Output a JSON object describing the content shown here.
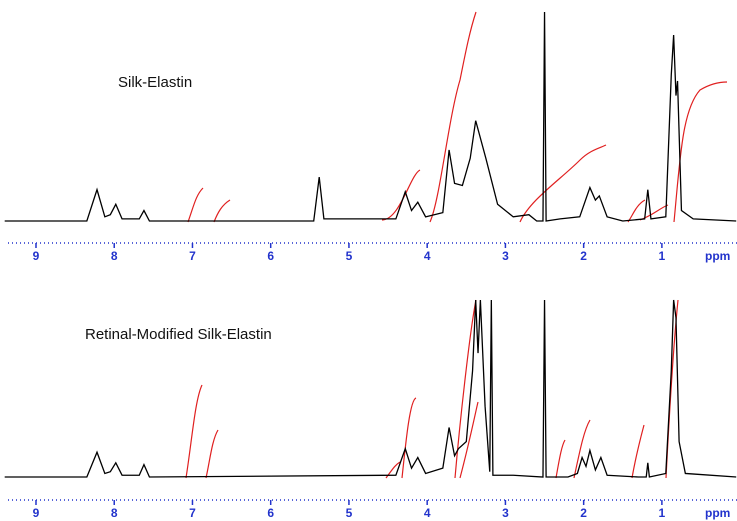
{
  "chart_data": [
    {
      "type": "line",
      "title": "Silk-Elastin",
      "xlabel": "ppm",
      "color": "#000000",
      "axis_color": "#2233cc",
      "x": [
        9.4,
        8.35,
        8.22,
        8.12,
        8.05,
        7.98,
        7.9,
        7.68,
        7.62,
        7.55,
        5.45,
        5.38,
        5.32,
        4.4,
        4.28,
        4.2,
        4.12,
        4.02,
        3.8,
        3.72,
        3.65,
        3.55,
        3.45,
        3.38,
        3.25,
        3.1,
        2.9,
        2.7,
        2.6,
        2.52,
        2.5,
        2.48,
        2.3,
        2.05,
        1.92,
        1.85,
        1.8,
        1.7,
        1.5,
        1.22,
        1.18,
        1.14,
        0.95,
        0.88,
        0.85,
        0.82,
        0.8,
        0.75,
        0.6,
        0.05
      ],
      "values": [
        0,
        0,
        15,
        2,
        3,
        8,
        1,
        1,
        5,
        0,
        0,
        21,
        1,
        1,
        14,
        5,
        9,
        2,
        4,
        34,
        18,
        17,
        30,
        48,
        30,
        8,
        2,
        3,
        0,
        0,
        100,
        0,
        1,
        2,
        16,
        10,
        12,
        2,
        0,
        1,
        15,
        1,
        2,
        70,
        89,
        60,
        67,
        5,
        1,
        0
      ],
      "xlim": [
        9.46,
        0.04
      ],
      "ylim": [
        0,
        100
      ],
      "xticks": [
        9,
        8,
        7,
        6,
        5,
        4,
        3,
        2,
        1
      ]
    },
    {
      "type": "line",
      "title": "Retinal-Modified Silk-Elastin",
      "xlabel": "ppm",
      "color": "#000000",
      "axis_color": "#2233cc",
      "x": [
        9.4,
        8.35,
        8.22,
        8.12,
        8.05,
        7.98,
        7.9,
        7.68,
        7.62,
        7.55,
        4.4,
        4.28,
        4.2,
        4.12,
        4.02,
        3.8,
        3.72,
        3.65,
        3.6,
        3.5,
        3.42,
        3.38,
        3.35,
        3.32,
        3.26,
        3.2,
        3.18,
        3.16,
        2.9,
        2.52,
        2.5,
        2.48,
        2.2,
        2.08,
        2.02,
        1.97,
        1.92,
        1.85,
        1.78,
        1.7,
        1.3,
        1.2,
        1.18,
        1.16,
        0.95,
        0.88,
        0.85,
        0.82,
        0.78,
        0.7,
        0.05
      ],
      "values": [
        0,
        0,
        14,
        2,
        3,
        8,
        1,
        1,
        7,
        0,
        1,
        16,
        5,
        11,
        2,
        5,
        28,
        12,
        16,
        20,
        60,
        100,
        70,
        100,
        40,
        3,
        100,
        1,
        1,
        0,
        100,
        0,
        0,
        2,
        11,
        6,
        15,
        4,
        11,
        1,
        0,
        0,
        8,
        0,
        2,
        60,
        100,
        90,
        20,
        2,
        0
      ],
      "xlim": [
        9.46,
        0.04
      ],
      "ylim": [
        0,
        100
      ],
      "xticks": [
        9,
        8,
        7,
        6,
        5,
        4,
        3,
        2,
        1
      ]
    }
  ]
}
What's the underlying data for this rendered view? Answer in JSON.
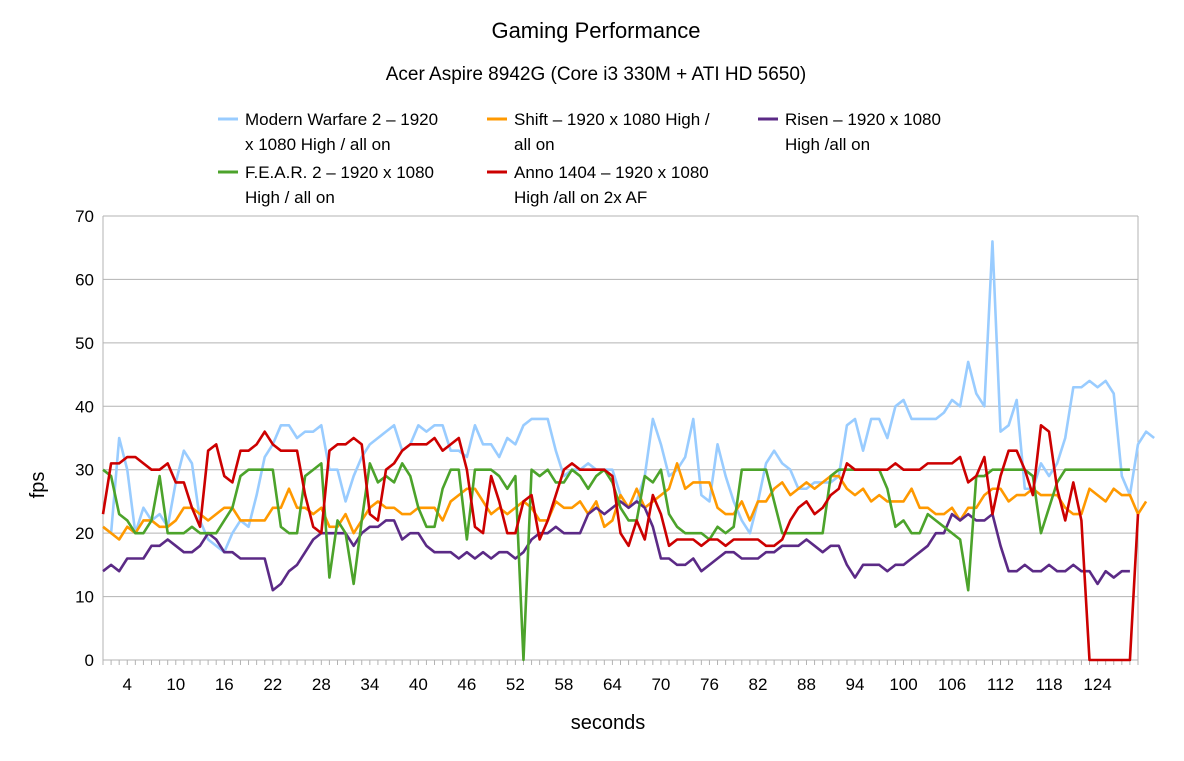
{
  "chart_data": {
    "type": "line",
    "title": "Gaming Performance",
    "subtitle": "Acer Aspire 8942G (Core i3 330M + ATI HD 5650)",
    "xlabel": "seconds",
    "ylabel": "fps",
    "ylim": [
      0,
      70
    ],
    "yticks": [
      0,
      10,
      20,
      30,
      40,
      50,
      60,
      70
    ],
    "xrange": [
      1,
      129
    ],
    "xticks": [
      4,
      10,
      16,
      22,
      28,
      34,
      40,
      46,
      52,
      58,
      64,
      70,
      76,
      82,
      88,
      94,
      100,
      106,
      112,
      118,
      124
    ],
    "grid": "horizontal",
    "legend_position": "top",
    "series": [
      {
        "name_lines": [
          "Modern Warfare 2 – 1920",
          "x 1080 High / all on"
        ],
        "color": "#99ccff",
        "values": [
          21,
          20,
          35,
          30,
          20,
          24,
          22,
          23,
          21,
          28,
          33,
          31,
          22,
          19,
          18,
          17,
          20,
          22,
          21,
          26,
          32,
          34,
          37,
          37,
          35,
          36,
          36,
          37,
          30,
          30,
          25,
          29,
          32,
          34,
          35,
          36,
          37,
          33,
          34,
          37,
          36,
          37,
          37,
          33,
          33,
          32,
          37,
          34,
          34,
          32,
          35,
          34,
          37,
          38,
          38,
          38,
          33,
          29,
          30,
          30,
          31,
          30,
          30,
          30,
          26,
          24,
          25,
          29,
          38,
          34,
          29,
          30,
          32,
          38,
          26,
          25,
          34,
          29,
          25,
          22,
          20,
          25,
          31,
          33,
          31,
          30,
          27,
          27,
          28,
          28,
          28,
          29,
          37,
          38,
          33,
          38,
          38,
          35,
          40,
          41,
          38,
          38,
          38,
          38,
          39,
          41,
          40,
          47,
          42,
          40,
          66,
          36,
          37,
          41,
          27,
          27,
          31,
          29,
          31,
          35,
          43,
          43,
          44,
          43,
          44,
          42,
          29,
          26,
          34,
          36,
          35
        ]
      },
      {
        "name_lines": [
          "Shift – 1920 x 1080 High /",
          "all on"
        ],
        "color": "#ff9900",
        "values": [
          21,
          20,
          19,
          21,
          20,
          22,
          22,
          21,
          21,
          22,
          24,
          24,
          23,
          22,
          23,
          24,
          24,
          22,
          22,
          22,
          22,
          24,
          24,
          27,
          24,
          24,
          23,
          24,
          21,
          21,
          23,
          20,
          22,
          24,
          25,
          24,
          24,
          23,
          23,
          24,
          24,
          24,
          22,
          25,
          26,
          27,
          27,
          25,
          23,
          24,
          23,
          24,
          25,
          24,
          22,
          22,
          25,
          24,
          24,
          25,
          23,
          25,
          21,
          22,
          26,
          24,
          27,
          24,
          25,
          26,
          27,
          31,
          27,
          28,
          28,
          28,
          24,
          23,
          23,
          25,
          22,
          25,
          25,
          27,
          28,
          26,
          27,
          28,
          27,
          28,
          29,
          29,
          27,
          26,
          27,
          25,
          26,
          25,
          25,
          25,
          27,
          24,
          24,
          23,
          23,
          24,
          22,
          24,
          24,
          26,
          27,
          27,
          25,
          26,
          26,
          27,
          26,
          26,
          26,
          24,
          23,
          23,
          27,
          26,
          25,
          27,
          26,
          26,
          23,
          25
        ]
      },
      {
        "name_lines": [
          "Risen – 1920 x 1080",
          "High /all on"
        ],
        "color": "#5b2a86",
        "values": [
          14,
          15,
          14,
          16,
          16,
          16,
          18,
          18,
          19,
          18,
          17,
          17,
          18,
          20,
          19,
          17,
          17,
          16,
          16,
          16,
          16,
          11,
          12,
          14,
          15,
          17,
          19,
          20,
          20,
          20,
          20,
          18,
          20,
          21,
          21,
          22,
          22,
          19,
          20,
          20,
          18,
          17,
          17,
          17,
          16,
          17,
          16,
          17,
          16,
          17,
          17,
          16,
          17,
          19,
          20,
          20,
          21,
          20,
          20,
          20,
          23,
          24,
          23,
          24,
          25,
          24,
          25,
          24,
          21,
          16,
          16,
          15,
          15,
          16,
          14,
          15,
          16,
          17,
          17,
          16,
          16,
          16,
          17,
          17,
          18,
          18,
          18,
          19,
          18,
          17,
          18,
          18,
          15,
          13,
          15,
          15,
          15,
          14,
          15,
          15,
          16,
          17,
          18,
          20,
          20,
          23,
          22,
          23,
          22,
          22,
          23,
          18,
          14,
          14,
          15,
          14,
          14,
          15,
          14,
          14,
          15,
          14,
          14,
          12,
          14,
          13,
          14,
          14
        ]
      },
      {
        "name_lines": [
          "F.E.A.R. 2 – 1920 x 1080",
          "High / all on"
        ],
        "color": "#4ca32b",
        "values": [
          30,
          29,
          23,
          22,
          20,
          20,
          22,
          29,
          20,
          20,
          20,
          21,
          20,
          20,
          20,
          22,
          24,
          29,
          30,
          30,
          30,
          30,
          21,
          20,
          20,
          29,
          30,
          31,
          13,
          22,
          20,
          12,
          22,
          31,
          28,
          29,
          28,
          31,
          29,
          24,
          21,
          21,
          27,
          30,
          30,
          19,
          30,
          30,
          30,
          29,
          27,
          29,
          0,
          30,
          29,
          30,
          28,
          28,
          30,
          29,
          27,
          29,
          30,
          28,
          24,
          22,
          22,
          29,
          28,
          30,
          23,
          21,
          20,
          20,
          20,
          19,
          21,
          20,
          21,
          30,
          30,
          30,
          30,
          25,
          20,
          20,
          20,
          20,
          20,
          20,
          29,
          30,
          30,
          30,
          30,
          30,
          30,
          27,
          21,
          22,
          20,
          20,
          23,
          22,
          21,
          20,
          19,
          11,
          29,
          29,
          30,
          30,
          30,
          30,
          30,
          29,
          20,
          24,
          28,
          30,
          30,
          30,
          30,
          30,
          30,
          30,
          30,
          30
        ]
      },
      {
        "name_lines": [
          "Anno 1404 – 1920 x 1080",
          "High /all on 2x AF"
        ],
        "color": "#cc0000",
        "values": [
          23,
          31,
          31,
          32,
          32,
          31,
          30,
          30,
          31,
          28,
          28,
          24,
          21,
          33,
          34,
          29,
          28,
          33,
          33,
          34,
          36,
          34,
          33,
          33,
          33,
          26,
          21,
          20,
          33,
          34,
          34,
          35,
          34,
          23,
          22,
          30,
          31,
          33,
          34,
          34,
          34,
          35,
          33,
          34,
          35,
          30,
          21,
          20,
          29,
          25,
          20,
          20,
          25,
          26,
          19,
          22,
          26,
          30,
          31,
          30,
          30,
          30,
          30,
          29,
          20,
          18,
          22,
          19,
          26,
          23,
          18,
          19,
          19,
          19,
          18,
          19,
          19,
          18,
          19,
          19,
          19,
          19,
          18,
          18,
          19,
          22,
          24,
          25,
          23,
          24,
          26,
          27,
          31,
          30,
          30,
          30,
          30,
          30,
          31,
          30,
          30,
          30,
          31,
          31,
          31,
          31,
          32,
          28,
          29,
          32,
          23,
          29,
          33,
          33,
          30,
          26,
          37,
          36,
          27,
          22,
          28,
          22,
          0,
          0,
          0,
          0,
          0,
          0,
          23
        ]
      }
    ]
  }
}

────────────────

Show the lines of the records that include the string "High".

EXPECTED ANSWER:
          "x 1080 High / all on"
          "Shift – 1920 x 1080 High /",
          "High /all on"
          "High / all on"
          "High /all on 2x AF"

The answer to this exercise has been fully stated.